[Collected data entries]
════════════════════

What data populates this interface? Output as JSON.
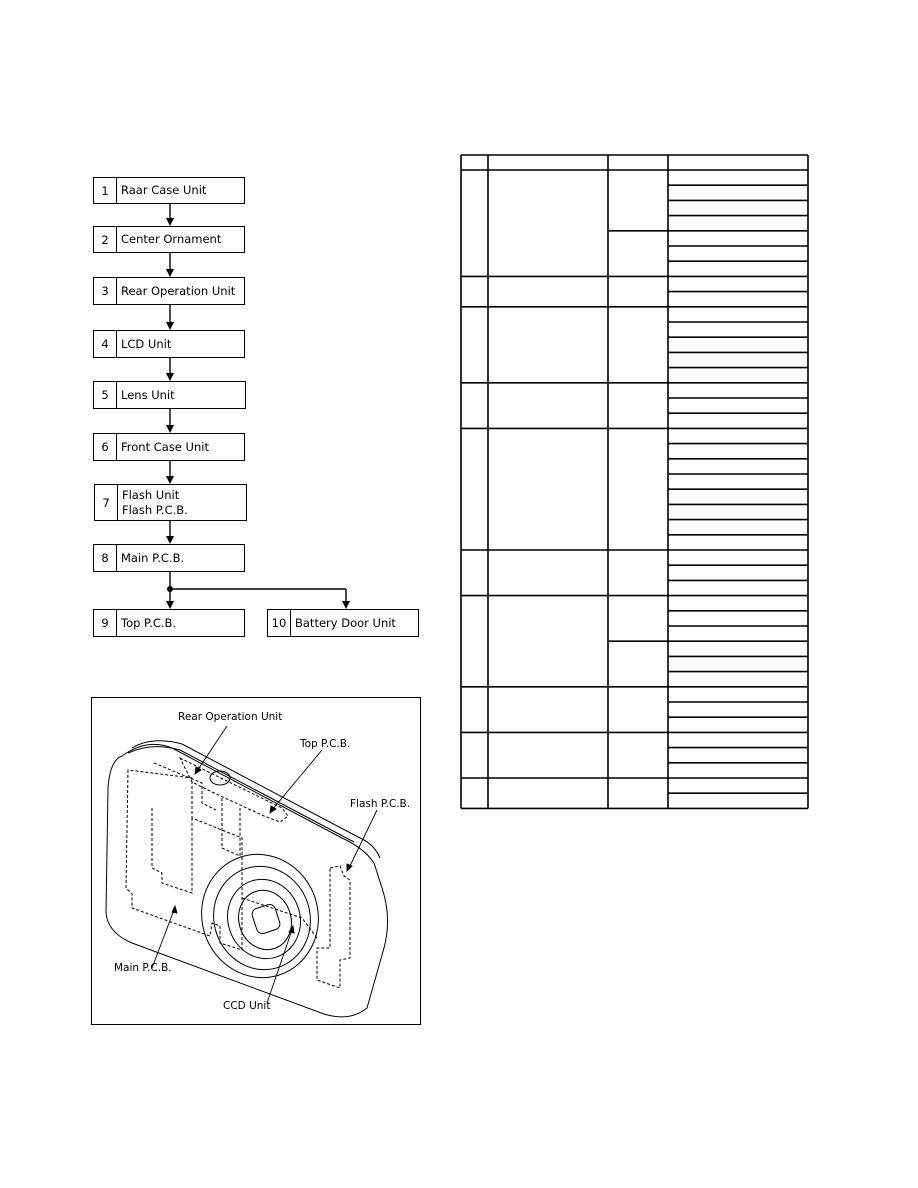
{
  "flowchart": {
    "steps": [
      {
        "num": "1",
        "lines": [
          "Raar Case Unit"
        ]
      },
      {
        "num": "2",
        "lines": [
          "Center Ornament"
        ]
      },
      {
        "num": "3",
        "lines": [
          "Rear Operation Unit"
        ]
      },
      {
        "num": "4",
        "lines": [
          "LCD Unit"
        ]
      },
      {
        "num": "5",
        "lines": [
          "Lens Unit"
        ]
      },
      {
        "num": "6",
        "lines": [
          "Front Case Unit"
        ]
      },
      {
        "num": "7",
        "lines": [
          "Flash Unit",
          "Flash P.C.B."
        ]
      },
      {
        "num": "8",
        "lines": [
          "Main P.C.B."
        ]
      },
      {
        "num": "9",
        "lines": [
          "Top P.C.B."
        ]
      },
      {
        "num": "10",
        "lines": [
          "Battery Door Unit"
        ]
      }
    ]
  },
  "camera_diagram": {
    "callouts": {
      "rear_operation_unit": "Rear Operation Unit",
      "top_pcb": "Top P.C.B.",
      "flash_pcb": "Flash P.C.B.",
      "main_pcb": "Main P.C.B.",
      "ccd_unit": "CCD Unit"
    }
  },
  "table": {
    "columns": 4,
    "header_cells": [
      "",
      "",
      "",
      ""
    ],
    "groups": [
      {
        "sub_groups": [
          4,
          3
        ]
      },
      {
        "sub_groups": [
          2
        ]
      },
      {
        "sub_groups": [
          5
        ]
      },
      {
        "sub_groups": [
          3
        ]
      },
      {
        "sub_groups": [
          8
        ]
      },
      {
        "sub_groups": [
          3
        ]
      },
      {
        "sub_groups": [
          3,
          3
        ]
      },
      {
        "sub_groups": [
          3
        ]
      },
      {
        "sub_groups": [
          3
        ]
      },
      {
        "sub_groups": [
          2
        ]
      }
    ]
  }
}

════════════════════

→ **Request**
Omit every picture, and otherwise quote the entries exactly.

→ **Written answer**
What data populates this interface? Output as JSON.
{
  "flowchart": {
    "steps": [
      {
        "num": "1",
        "lines": [
          "Raar Case Unit"
        ]
      },
      {
        "num": "2",
        "lines": [
          "Center Ornament"
        ]
      },
      {
        "num": "3",
        "lines": [
          "Rear Operation Unit"
        ]
      },
      {
        "num": "4",
        "lines": [
          "LCD Unit"
        ]
      },
      {
        "num": "5",
        "lines": [
          "Lens Unit"
        ]
      },
      {
        "num": "6",
        "lines": [
          "Front Case Unit"
        ]
      },
      {
        "num": "7",
        "lines": [
          "Flash Unit",
          "Flash P.C.B."
        ]
      },
      {
        "num": "8",
        "lines": [
          "Main P.C.B."
        ]
      },
      {
        "num": "9",
        "lines": [
          "Top P.C.B."
        ]
      },
      {
        "num": "10",
        "lines": [
          "Battery Door Unit"
        ]
      }
    ]
  },
  "camera_diagram": {
    "callouts": {
      "rear_operation_unit": "Rear Operation Unit",
      "top_pcb": "Top P.C.B.",
      "flash_pcb": "Flash P.C.B.",
      "main_pcb": "Main P.C.B.",
      "ccd_unit": "CCD Unit"
    }
  },
  "table": {
    "columns": 4,
    "header_cells": [
      "",
      "",
      "",
      ""
    ],
    "groups": [
      {
        "sub_groups": [
          4,
          3
        ]
      },
      {
        "sub_groups": [
          2
        ]
      },
      {
        "sub_groups": [
          5
        ]
      },
      {
        "sub_groups": [
          3
        ]
      },
      {
        "sub_groups": [
          8
        ]
      },
      {
        "sub_groups": [
          3
        ]
      },
      {
        "sub_groups": [
          3,
          3
        ]
      },
      {
        "sub_groups": [
          3
        ]
      },
      {
        "sub_groups": [
          3
        ]
      },
      {
        "sub_groups": [
          2
        ]
      }
    ]
  }
}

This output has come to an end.